▶ _Supplied material_:
+ + +

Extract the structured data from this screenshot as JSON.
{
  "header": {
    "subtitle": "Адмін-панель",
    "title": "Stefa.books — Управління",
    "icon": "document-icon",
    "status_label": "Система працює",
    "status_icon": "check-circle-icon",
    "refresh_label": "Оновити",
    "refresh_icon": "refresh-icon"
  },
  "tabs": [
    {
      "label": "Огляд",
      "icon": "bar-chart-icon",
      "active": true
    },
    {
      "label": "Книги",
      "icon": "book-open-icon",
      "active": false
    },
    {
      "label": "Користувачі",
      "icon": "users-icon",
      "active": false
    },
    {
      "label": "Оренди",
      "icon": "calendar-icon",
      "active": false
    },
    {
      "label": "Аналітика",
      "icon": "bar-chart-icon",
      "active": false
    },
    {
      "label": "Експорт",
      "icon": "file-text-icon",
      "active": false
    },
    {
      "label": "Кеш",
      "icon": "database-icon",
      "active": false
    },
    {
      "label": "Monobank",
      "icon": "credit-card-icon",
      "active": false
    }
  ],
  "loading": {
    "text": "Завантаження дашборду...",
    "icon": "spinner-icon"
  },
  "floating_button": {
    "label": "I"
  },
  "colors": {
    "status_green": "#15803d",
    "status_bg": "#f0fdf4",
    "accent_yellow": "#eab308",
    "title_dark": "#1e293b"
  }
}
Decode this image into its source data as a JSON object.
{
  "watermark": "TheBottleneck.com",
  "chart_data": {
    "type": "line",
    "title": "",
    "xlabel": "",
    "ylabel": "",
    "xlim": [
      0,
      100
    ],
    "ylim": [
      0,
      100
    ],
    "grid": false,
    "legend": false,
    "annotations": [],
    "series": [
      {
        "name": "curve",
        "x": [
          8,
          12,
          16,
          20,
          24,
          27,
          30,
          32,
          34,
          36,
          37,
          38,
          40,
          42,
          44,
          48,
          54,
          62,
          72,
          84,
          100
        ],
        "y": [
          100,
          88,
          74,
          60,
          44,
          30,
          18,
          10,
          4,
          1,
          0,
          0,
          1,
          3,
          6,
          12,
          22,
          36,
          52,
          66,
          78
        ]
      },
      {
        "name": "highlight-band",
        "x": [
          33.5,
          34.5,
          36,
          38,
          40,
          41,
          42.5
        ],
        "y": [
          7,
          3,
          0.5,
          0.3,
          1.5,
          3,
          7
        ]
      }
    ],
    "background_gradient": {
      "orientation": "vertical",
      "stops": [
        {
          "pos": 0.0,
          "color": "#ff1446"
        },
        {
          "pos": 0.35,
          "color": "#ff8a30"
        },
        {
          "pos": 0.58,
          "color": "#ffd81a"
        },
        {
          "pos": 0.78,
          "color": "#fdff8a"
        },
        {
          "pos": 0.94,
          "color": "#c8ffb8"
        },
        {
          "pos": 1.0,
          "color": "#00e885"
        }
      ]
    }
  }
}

+ + +

▶ _Work instructions_: Return all of the above records exactly, leaving no line out.

▶ _Solution_:
Extract the structured data from this screenshot as JSON.
{
  "header": {
    "subtitle": "Адмін-панель",
    "title": "Stefa.books — Управління",
    "icon": "document-icon",
    "status_label": "Система працює",
    "status_icon": "check-circle-icon",
    "refresh_label": "Оновити",
    "refresh_icon": "refresh-icon"
  },
  "tabs": [
    {
      "label": "Огляд",
      "icon": "bar-chart-icon",
      "active": true
    },
    {
      "label": "Книги",
      "icon": "book-open-icon",
      "active": false
    },
    {
      "label": "Користувачі",
      "icon": "users-icon",
      "active": false
    },
    {
      "label": "Оренди",
      "icon": "calendar-icon",
      "active": false
    },
    {
      "label": "Аналітика",
      "icon": "bar-chart-icon",
      "active": false
    },
    {
      "label": "Експорт",
      "icon": "file-text-icon",
      "active": false
    },
    {
      "label": "Кеш",
      "icon": "database-icon",
      "active": false
    },
    {
      "label": "Monobank",
      "icon": "credit-card-icon",
      "active": false
    }
  ],
  "loading": {
    "text": "Завантаження дашборду...",
    "icon": "spinner-icon"
  },
  "floating_button": {
    "label": "I"
  },
  "colors": {
    "status_green": "#15803d",
    "status_bg": "#f0fdf4",
    "accent_yellow": "#eab308",
    "title_dark": "#1e293b"
  }
}
Decode this image into its source data as a JSON object.
{
  "watermark": "TheBottleneck.com",
  "chart_data": {
    "type": "line",
    "title": "",
    "xlabel": "",
    "ylabel": "",
    "xlim": [
      0,
      100
    ],
    "ylim": [
      0,
      100
    ],
    "grid": false,
    "legend": false,
    "annotations": [],
    "series": [
      {
        "name": "curve",
        "x": [
          8,
          12,
          16,
          20,
          24,
          27,
          30,
          32,
          34,
          36,
          37,
          38,
          40,
          42,
          44,
          48,
          54,
          62,
          72,
          84,
          100
        ],
        "y": [
          100,
          88,
          74,
          60,
          44,
          30,
          18,
          10,
          4,
          1,
          0,
          0,
          1,
          3,
          6,
          12,
          22,
          36,
          52,
          66,
          78
        ]
      },
      {
        "name": "highlight-band",
        "x": [
          33.5,
          34.5,
          36,
          38,
          40,
          41,
          42.5
        ],
        "y": [
          7,
          3,
          0.5,
          0.3,
          1.5,
          3,
          7
        ]
      }
    ],
    "background_gradient": {
      "orientation": "vertical",
      "stops": [
        {
          "pos": 0.0,
          "color": "#ff1446"
        },
        {
          "pos": 0.35,
          "color": "#ff8a30"
        },
        {
          "pos": 0.58,
          "color": "#ffd81a"
        },
        {
          "pos": 0.78,
          "color": "#fdff8a"
        },
        {
          "pos": 0.94,
          "color": "#c8ffb8"
        },
        {
          "pos": 1.0,
          "color": "#00e885"
        }
      ]
    }
  }
}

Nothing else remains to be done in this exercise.